*** TASK MATERIAL ***

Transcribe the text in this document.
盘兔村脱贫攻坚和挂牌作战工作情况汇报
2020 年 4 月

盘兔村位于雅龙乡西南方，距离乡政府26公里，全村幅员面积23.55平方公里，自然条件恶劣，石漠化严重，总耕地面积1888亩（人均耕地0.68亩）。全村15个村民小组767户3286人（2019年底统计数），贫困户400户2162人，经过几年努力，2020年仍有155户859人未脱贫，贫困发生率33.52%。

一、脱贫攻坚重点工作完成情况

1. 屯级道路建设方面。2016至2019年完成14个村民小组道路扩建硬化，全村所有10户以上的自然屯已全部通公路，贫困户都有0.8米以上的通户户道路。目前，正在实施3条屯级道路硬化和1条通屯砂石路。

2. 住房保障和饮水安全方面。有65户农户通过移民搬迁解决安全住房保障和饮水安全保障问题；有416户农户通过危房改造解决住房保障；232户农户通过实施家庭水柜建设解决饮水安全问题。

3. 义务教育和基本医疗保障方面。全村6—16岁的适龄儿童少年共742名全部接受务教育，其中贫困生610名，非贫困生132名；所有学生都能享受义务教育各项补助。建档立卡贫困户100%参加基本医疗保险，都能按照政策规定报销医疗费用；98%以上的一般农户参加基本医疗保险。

***

* [DIRECTIONS FOR THIS TASK]:
Retype the data in full and match it exactly.

* [ANSWER TO THIS EXERCISE]:
Transcribe the text in this document.
盘兔村脱贫攻坚和挂牌作战工作情况汇报
2020 年 4 月

盘兔村位于雅龙乡西南方，距离乡政府26公里，全村幅员面积23.55平方公里，自然条件恶劣，石漠化严重，总耕地面积1888亩（人均耕地0.68亩）。全村15个村民小组767户3286人（2019年底统计数），贫困户400户2162人，经过几年努力，2020年仍有155户859人未脱贫，贫困发生率33.52%。

一、脱贫攻坚重点工作完成情况

1. 屯级道路建设方面。2016至2019年完成14个村民小组道路扩建硬化，全村所有10户以上的自然屯已全部通公路，贫困户都有0.8米以上的通户户道路。目前，正在实施3条屯级道路硬化和1条通屯砂石路。

2. 住房保障和饮水安全方面。有65户农户通过移民搬迁解决安全住房保障和饮水安全保障问题；有416户农户通过危房改造解决住房保障；232户农户通过实施家庭水柜建设解决饮水安全问题。

3. 义务教育和基本医疗保障方面。全村6—16岁的适龄儿童少年共742名全部接受务教育，其中贫困生610名，非贫困生132名；所有学生都能享受义务教育各项补助。建档立卡贫困户100%参加基本医疗保险，都能按照政策规定报销医疗费用；98%以上的一般农户参加基本医疗保险。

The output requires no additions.